_Problem_
With the pictures left out, copy the listing below exactly.
____ Supplied records
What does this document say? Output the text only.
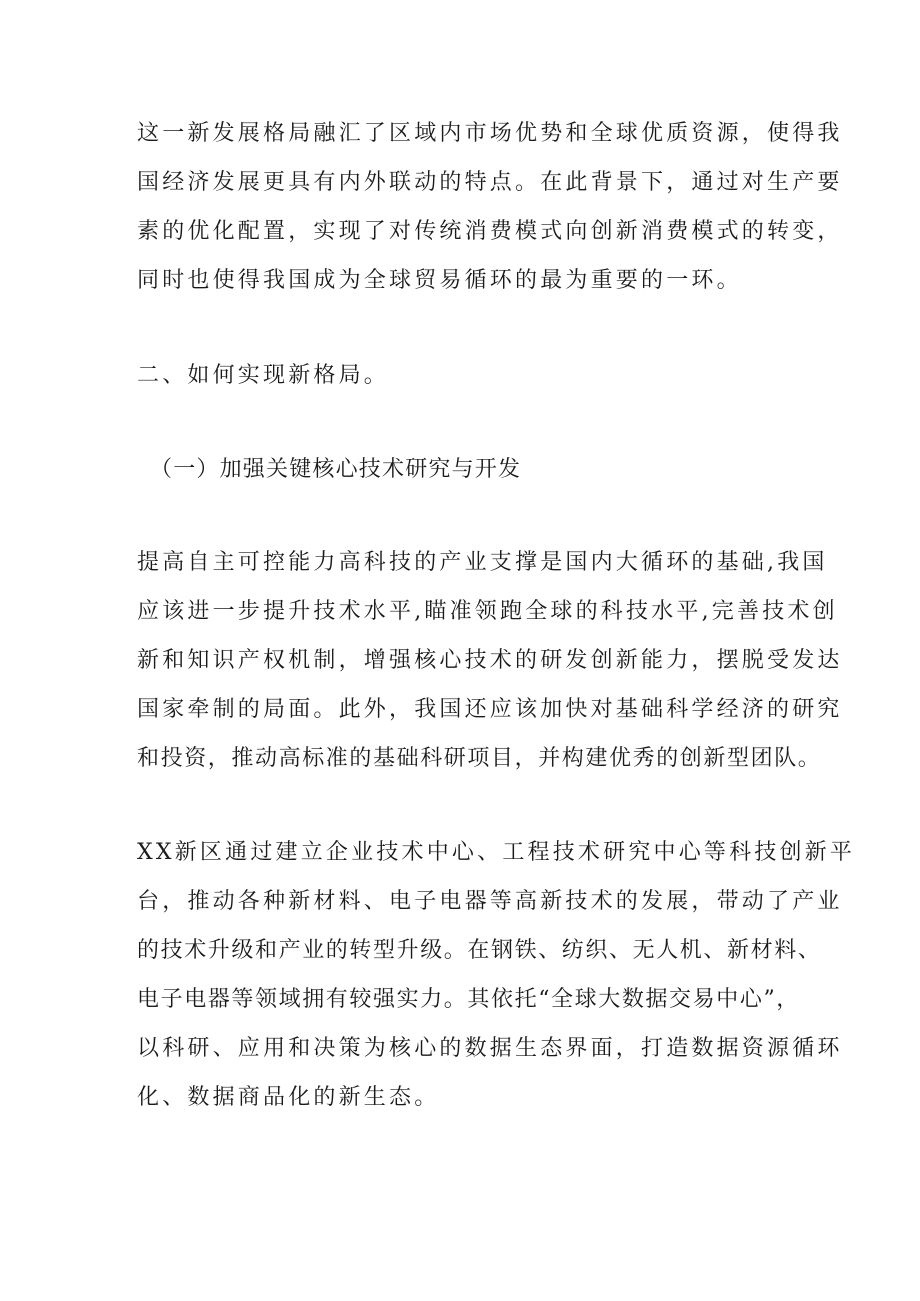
这一新发展格局融汇了区域内市场优势和全球优质资源，使得我

国经济发展更具有内外联动的特点。在此背景下，通过对生产要

素的优化配置，实现了对传统消费模式向创新消费模式的转变，

同时也使得我国成为全球贸易循环的最为重要的一环。

二、如何实现新格局。

（一）加强关键核心技术研究与开发

提高自主可控能力高科技的产业支撑是国内大循环的基础,我国

应该进一步提升技术水平,瞄准领跑全球的科技水平,完善技术创

新和知识产权机制，增强核心技术的研发创新能力，摆脱受发达

国家牵制的局面。此外，我国还应该加快对基础科学经济的研究

和投资，推动高标准的基础科研项目，并构建优秀的创新型团队。

XX新区通过建立企业技术中心、工程技术研究中心等科技创新平

台，推动各种新材料、电子电器等高新技术的发展，带动了产业

的技术升级和产业的转型升级。在钢铁、纺织、无人机、新材料、

电子电器等领域拥有较强实力。其依托“全球大数据交易中心”，

以科研、应用和决策为核心的数据生态界面，打造数据资源循环

化、数据商品化的新生态。
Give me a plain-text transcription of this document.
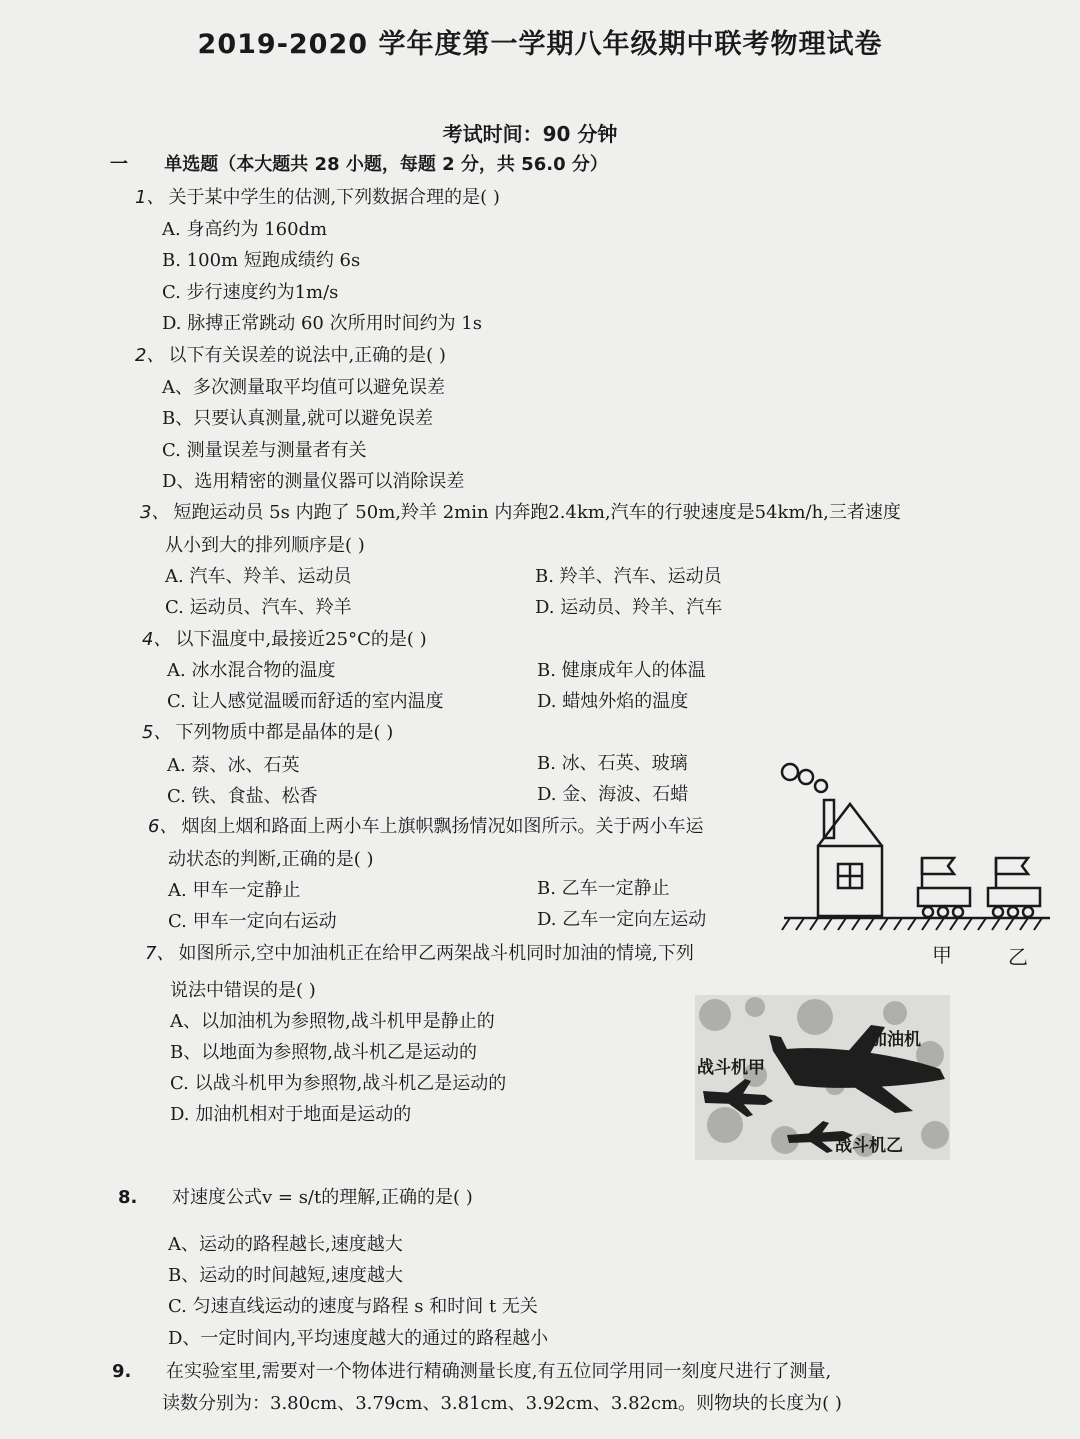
2019-2020 学年度第一学期八年级期中联考物理试卷
考试时间：90 分钟
一 单选题（本大题共 28 小题，每题 2 分，共 56.0 分）
1、 关于某中学生的估测,下列数据合理的是( )
A. 身高约为 160dm
B. 100m 短跑成绩约 6s
C. 步行速度约为1m/s
D. 脉搏正常跳动 60 次所用时间约为 1s
2、 以下有关误差的说法中,正确的是( )
A、多次测量取平均值可以避免误差
B、只要认真测量,就可以避免误差
C. 测量误差与测量者有关
D、选用精密的测量仪器可以消除误差
3、 短跑运动员 5s 内跑了 50m,羚羊 2min 内奔跑2.4km,汽车的行驶速度是54km/h,三者速度
从小到大的排列顺序是( )
A. 汽车、羚羊、运动员	B. 羚羊、汽车、运动员
C. 运动员、汽车、羚羊	D. 运动员、羚羊、汽车
4、 以下温度中,最接近25°C的是( )
A. 冰水混合物的温度	B. 健康成年人的体温
C. 让人感觉温暖而舒适的室内温度	D. 蜡烛外焰的温度
5、 下列物质中都是晶体的是( )
A. 萘、冰、石英	B. 冰、石英、玻璃
C. 铁、食盐、松香	D. 金、海波、石蜡
6、 烟囱上烟和路面上两小车上旗帜飘扬情况如图所示。关于两小车运
动状态的判断,正确的是( )
A. 甲车一定静止	B. 乙车一定静止
C. 甲车一定向右运动	D. 乙车一定向左运动
7、 如图所示,空中加油机正在给甲乙两架战斗机同时加油的情境,下列
说法中错误的是( )
A、以加油机为参照物,战斗机甲是静止的
B、以地面为参照物,战斗机乙是运动的
C. 以战斗机甲为参照物,战斗机乙是运动的
D. 加油机相对于地面是运动的
8. 对速度公式v = s/t的理解,正确的是( )
A、运动的路程越长,速度越大
B、运动的时间越短,速度越大
C. 匀速直线运动的速度与路程 s 和时间 t 无关
D、一定时间内,平均速度越大的通过的路程越小
9. 在实验室里,需要对一个物体进行精确测量长度,有五位同学用同一刻度尺进行了测量,
读数分别为：3.80cm、3.79cm、3.81cm、3.92cm、3.82cm。则物块的长度为( )
甲	乙
加油机
战斗机甲
战斗机乙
________
_Completed task_
What does this document say? Output the text only.
这一新发展格局融汇了区域内市场优势和全球优质资源，使得我

国经济发展更具有内外联动的特点。在此背景下，通过对生产要

素的优化配置，实现了对传统消费模式向创新消费模式的转变，

同时也使得我国成为全球贸易循环的最为重要的一环。

二、如何实现新格局。

（一）加强关键核心技术研究与开发

提高自主可控能力高科技的产业支撑是国内大循环的基础,我国

应该进一步提升技术水平,瞄准领跑全球的科技水平,完善技术创

新和知识产权机制，增强核心技术的研发创新能力，摆脱受发达

国家牵制的局面。此外，我国还应该加快对基础科学经济的研究

和投资，推动高标准的基础科研项目，并构建优秀的创新型团队。

XX新区通过建立企业技术中心、工程技术研究中心等科技创新平

台，推动各种新材料、电子电器等高新技术的发展，带动了产业

的技术升级和产业的转型升级。在钢铁、纺织、无人机、新材料、

电子电器等领域拥有较强实力。其依托“全球大数据交易中心”，

以科研、应用和决策为核心的数据生态界面，打造数据资源循环

化、数据商品化的新生态。
Give me a plain-text transcription of this document.
2019-2020 学年度第一学期八年级期中联考物理试卷
考试时间：90 分钟
一 单选题（本大题共 28 小题，每题 2 分，共 56.0 分）
1、 关于某中学生的估测,下列数据合理的是( )
A. 身高约为 160dm
B. 100m 短跑成绩约 6s
C. 步行速度约为1m/s
D. 脉搏正常跳动 60 次所用时间约为 1s
2、 以下有关误差的说法中,正确的是( )
A、多次测量取平均值可以避免误差
B、只要认真测量,就可以避免误差
C. 测量误差与测量者有关
D、选用精密的测量仪器可以消除误差
3、 短跑运动员 5s 内跑了 50m,羚羊 2min 内奔跑2.4km,汽车的行驶速度是54km/h,三者速度
从小到大的排列顺序是( )
A. 汽车、羚羊、运动员	B. 羚羊、汽车、运动员
C. 运动员、汽车、羚羊	D. 运动员、羚羊、汽车
4、 以下温度中,最接近25°C的是( )
A. 冰水混合物的温度	B. 健康成年人的体温
C. 让人感觉温暖而舒适的室内温度	D. 蜡烛外焰的温度
5、 下列物质中都是晶体的是( )
A. 萘、冰、石英	B. 冰、石英、玻璃
C. 铁、食盐、松香	D. 金、海波、石蜡
6、 烟囱上烟和路面上两小车上旗帜飘扬情况如图所示。关于两小车运
动状态的判断,正确的是( )
A. 甲车一定静止	B. 乙车一定静止
C. 甲车一定向右运动	D. 乙车一定向左运动
7、 如图所示,空中加油机正在给甲乙两架战斗机同时加油的情境,下列
说法中错误的是( )
A、以加油机为参照物,战斗机甲是静止的
B、以地面为参照物,战斗机乙是运动的
C. 以战斗机甲为参照物,战斗机乙是运动的
D. 加油机相对于地面是运动的
8. 对速度公式v = s/t的理解,正确的是( )
A、运动的路程越长,速度越大
B、运动的时间越短,速度越大
C. 匀速直线运动的速度与路程 s 和时间 t 无关
D、一定时间内,平均速度越大的通过的路程越小
9. 在实验室里,需要对一个物体进行精确测量长度,有五位同学用同一刻度尺进行了测量,
读数分别为：3.80cm、3.79cm、3.81cm、3.92cm、3.82cm。则物块的长度为( )
甲	乙
加油机
战斗机甲
战斗机乙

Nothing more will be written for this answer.